List all the lines in these records that hold "depression".
--*--
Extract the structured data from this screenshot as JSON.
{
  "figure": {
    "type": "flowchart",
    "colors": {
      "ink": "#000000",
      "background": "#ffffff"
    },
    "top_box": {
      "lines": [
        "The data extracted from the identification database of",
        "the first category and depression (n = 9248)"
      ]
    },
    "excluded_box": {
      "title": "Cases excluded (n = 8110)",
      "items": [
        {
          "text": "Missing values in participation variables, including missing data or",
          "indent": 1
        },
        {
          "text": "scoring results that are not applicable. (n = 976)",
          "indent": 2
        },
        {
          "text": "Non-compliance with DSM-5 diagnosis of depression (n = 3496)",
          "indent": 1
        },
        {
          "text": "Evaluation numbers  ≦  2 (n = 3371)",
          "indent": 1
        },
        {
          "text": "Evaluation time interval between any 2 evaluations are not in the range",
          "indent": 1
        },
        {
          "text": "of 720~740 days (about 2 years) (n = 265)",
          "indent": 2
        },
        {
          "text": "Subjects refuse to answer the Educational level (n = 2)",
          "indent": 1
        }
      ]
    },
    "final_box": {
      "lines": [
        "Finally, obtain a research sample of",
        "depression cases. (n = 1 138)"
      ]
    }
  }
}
--*--
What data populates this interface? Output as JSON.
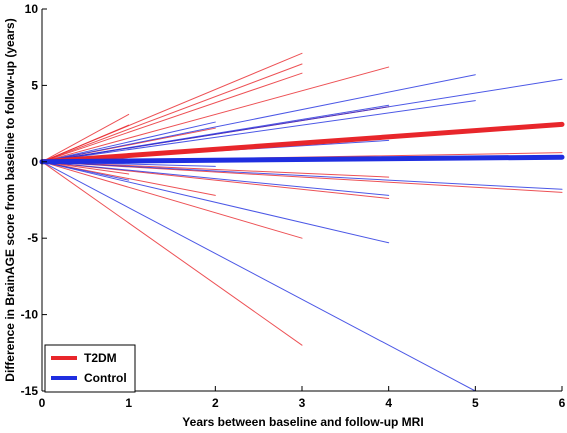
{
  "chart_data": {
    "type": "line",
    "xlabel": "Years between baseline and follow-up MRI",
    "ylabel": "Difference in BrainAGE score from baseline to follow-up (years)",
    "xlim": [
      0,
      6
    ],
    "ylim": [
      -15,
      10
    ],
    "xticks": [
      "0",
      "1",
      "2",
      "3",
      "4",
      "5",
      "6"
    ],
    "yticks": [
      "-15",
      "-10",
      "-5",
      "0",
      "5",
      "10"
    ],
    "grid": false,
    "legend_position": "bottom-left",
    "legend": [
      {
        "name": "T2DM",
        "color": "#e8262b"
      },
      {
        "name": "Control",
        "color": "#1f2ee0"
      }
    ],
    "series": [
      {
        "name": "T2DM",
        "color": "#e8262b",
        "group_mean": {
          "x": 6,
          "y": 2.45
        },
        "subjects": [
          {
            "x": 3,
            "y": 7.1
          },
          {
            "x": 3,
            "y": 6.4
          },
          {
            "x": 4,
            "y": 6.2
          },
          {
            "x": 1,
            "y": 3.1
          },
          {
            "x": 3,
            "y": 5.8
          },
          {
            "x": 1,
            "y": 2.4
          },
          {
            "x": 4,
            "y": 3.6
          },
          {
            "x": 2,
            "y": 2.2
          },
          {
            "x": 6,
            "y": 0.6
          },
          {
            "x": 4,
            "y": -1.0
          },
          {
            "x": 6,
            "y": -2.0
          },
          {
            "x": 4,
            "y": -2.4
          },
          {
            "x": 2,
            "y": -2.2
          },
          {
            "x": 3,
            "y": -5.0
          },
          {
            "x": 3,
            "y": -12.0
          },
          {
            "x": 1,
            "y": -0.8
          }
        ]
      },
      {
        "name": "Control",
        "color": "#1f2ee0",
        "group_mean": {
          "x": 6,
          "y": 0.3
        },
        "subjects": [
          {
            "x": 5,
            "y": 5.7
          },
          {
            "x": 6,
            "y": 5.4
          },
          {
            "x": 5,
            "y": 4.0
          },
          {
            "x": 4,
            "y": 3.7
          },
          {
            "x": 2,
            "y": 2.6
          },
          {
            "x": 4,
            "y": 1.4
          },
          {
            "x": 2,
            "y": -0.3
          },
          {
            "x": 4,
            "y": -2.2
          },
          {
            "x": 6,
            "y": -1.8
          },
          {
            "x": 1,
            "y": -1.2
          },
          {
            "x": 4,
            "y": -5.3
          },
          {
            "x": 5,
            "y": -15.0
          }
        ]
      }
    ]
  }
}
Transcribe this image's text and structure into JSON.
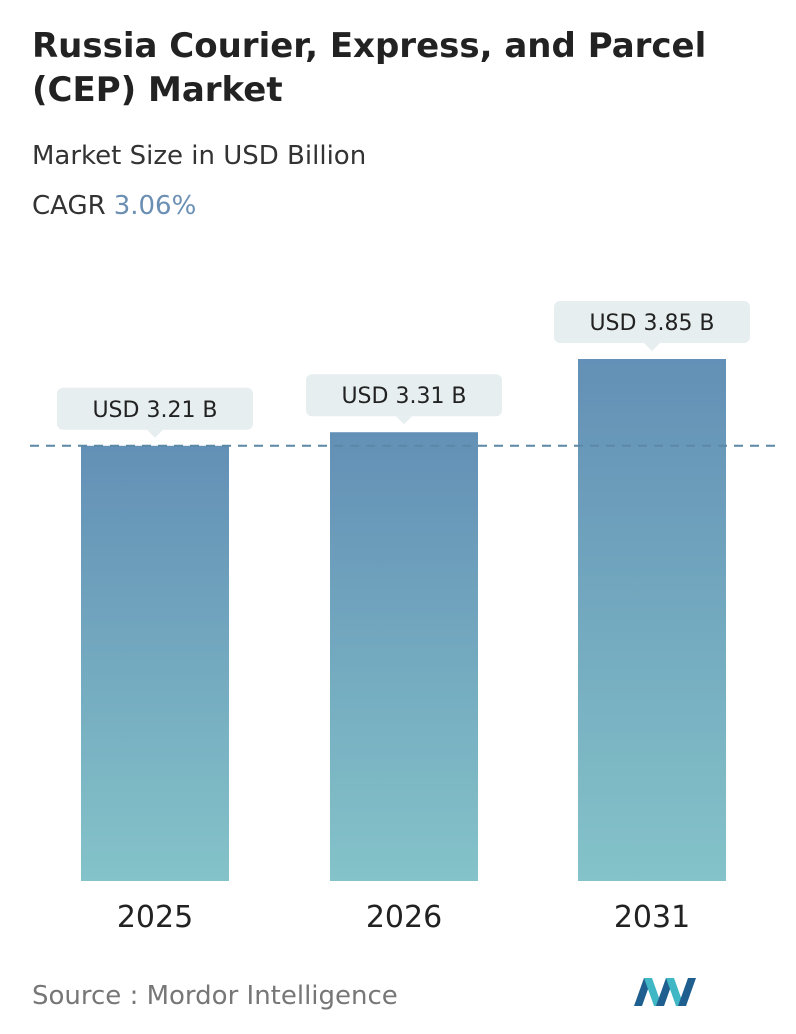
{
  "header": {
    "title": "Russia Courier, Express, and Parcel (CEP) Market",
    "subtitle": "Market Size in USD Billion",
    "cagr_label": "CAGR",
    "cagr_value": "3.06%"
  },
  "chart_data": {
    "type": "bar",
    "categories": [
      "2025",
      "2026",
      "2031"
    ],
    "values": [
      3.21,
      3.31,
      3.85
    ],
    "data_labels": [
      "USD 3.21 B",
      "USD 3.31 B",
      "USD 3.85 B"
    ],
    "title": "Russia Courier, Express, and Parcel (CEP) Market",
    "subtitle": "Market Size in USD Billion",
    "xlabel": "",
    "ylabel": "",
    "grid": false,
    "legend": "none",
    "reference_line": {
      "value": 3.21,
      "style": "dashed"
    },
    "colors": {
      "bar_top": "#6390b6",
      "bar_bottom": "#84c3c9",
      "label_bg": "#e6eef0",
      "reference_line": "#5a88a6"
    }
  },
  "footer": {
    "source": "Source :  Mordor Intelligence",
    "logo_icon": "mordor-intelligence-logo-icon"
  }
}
--*--
**The solution:**
        "the first category and depression (n = 9248)"
          "text": "Non-compliance with DSM-5 diagnosis of depression (n = 3496)",
        "depression cases. (n = 1 138)"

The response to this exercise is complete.